§ WRITTEN TASK
Gather all lines with "Median" from the records.

··· ENTRIES SUPPLIED ···

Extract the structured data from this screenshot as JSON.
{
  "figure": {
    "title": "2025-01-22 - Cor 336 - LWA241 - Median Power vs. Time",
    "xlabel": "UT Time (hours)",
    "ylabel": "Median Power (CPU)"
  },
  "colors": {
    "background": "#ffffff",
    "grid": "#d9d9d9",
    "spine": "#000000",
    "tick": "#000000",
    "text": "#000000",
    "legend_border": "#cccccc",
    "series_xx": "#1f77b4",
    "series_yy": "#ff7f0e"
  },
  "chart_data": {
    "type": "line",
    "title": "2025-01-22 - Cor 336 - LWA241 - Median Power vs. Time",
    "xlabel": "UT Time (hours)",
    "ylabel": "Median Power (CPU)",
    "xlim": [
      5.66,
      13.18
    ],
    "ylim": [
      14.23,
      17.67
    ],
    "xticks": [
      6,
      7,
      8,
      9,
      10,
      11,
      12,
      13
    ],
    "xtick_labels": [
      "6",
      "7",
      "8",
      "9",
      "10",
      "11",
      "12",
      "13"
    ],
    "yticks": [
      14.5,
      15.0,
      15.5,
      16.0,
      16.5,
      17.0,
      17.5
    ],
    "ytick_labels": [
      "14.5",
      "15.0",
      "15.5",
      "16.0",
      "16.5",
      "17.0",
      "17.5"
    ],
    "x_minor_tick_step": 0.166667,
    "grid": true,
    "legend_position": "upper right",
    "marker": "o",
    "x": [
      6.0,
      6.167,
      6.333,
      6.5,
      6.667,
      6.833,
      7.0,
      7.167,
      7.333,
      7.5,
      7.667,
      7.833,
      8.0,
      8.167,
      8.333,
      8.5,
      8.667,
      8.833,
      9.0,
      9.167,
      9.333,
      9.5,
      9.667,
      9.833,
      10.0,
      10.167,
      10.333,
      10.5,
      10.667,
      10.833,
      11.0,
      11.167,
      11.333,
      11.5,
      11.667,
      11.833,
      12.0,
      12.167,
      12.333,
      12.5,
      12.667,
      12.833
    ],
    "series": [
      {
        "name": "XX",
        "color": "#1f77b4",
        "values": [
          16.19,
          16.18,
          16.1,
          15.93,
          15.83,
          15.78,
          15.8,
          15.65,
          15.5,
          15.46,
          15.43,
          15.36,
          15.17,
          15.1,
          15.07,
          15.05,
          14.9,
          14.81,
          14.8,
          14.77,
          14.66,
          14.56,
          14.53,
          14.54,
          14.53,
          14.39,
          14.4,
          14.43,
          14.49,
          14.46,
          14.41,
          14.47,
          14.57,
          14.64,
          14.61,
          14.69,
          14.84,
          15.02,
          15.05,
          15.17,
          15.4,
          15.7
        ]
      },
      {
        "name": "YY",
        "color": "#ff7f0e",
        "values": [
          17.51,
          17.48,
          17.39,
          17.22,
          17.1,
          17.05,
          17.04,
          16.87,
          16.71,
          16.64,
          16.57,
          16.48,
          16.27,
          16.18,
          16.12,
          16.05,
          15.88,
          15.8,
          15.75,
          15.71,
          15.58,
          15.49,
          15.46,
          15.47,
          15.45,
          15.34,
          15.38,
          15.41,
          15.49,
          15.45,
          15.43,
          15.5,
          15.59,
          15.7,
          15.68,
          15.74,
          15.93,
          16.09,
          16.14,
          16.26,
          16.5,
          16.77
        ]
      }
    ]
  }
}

···

§ THE ANSWER
    "title": "2025-01-22 - Cor 336 - LWA241 - Median Power vs. Time",
    "ylabel": "Median Power (CPU)"
    "title": "2025-01-22 - Cor 336 - LWA241 - Median Power vs. Time",
    "ylabel": "Median Power (CPU)",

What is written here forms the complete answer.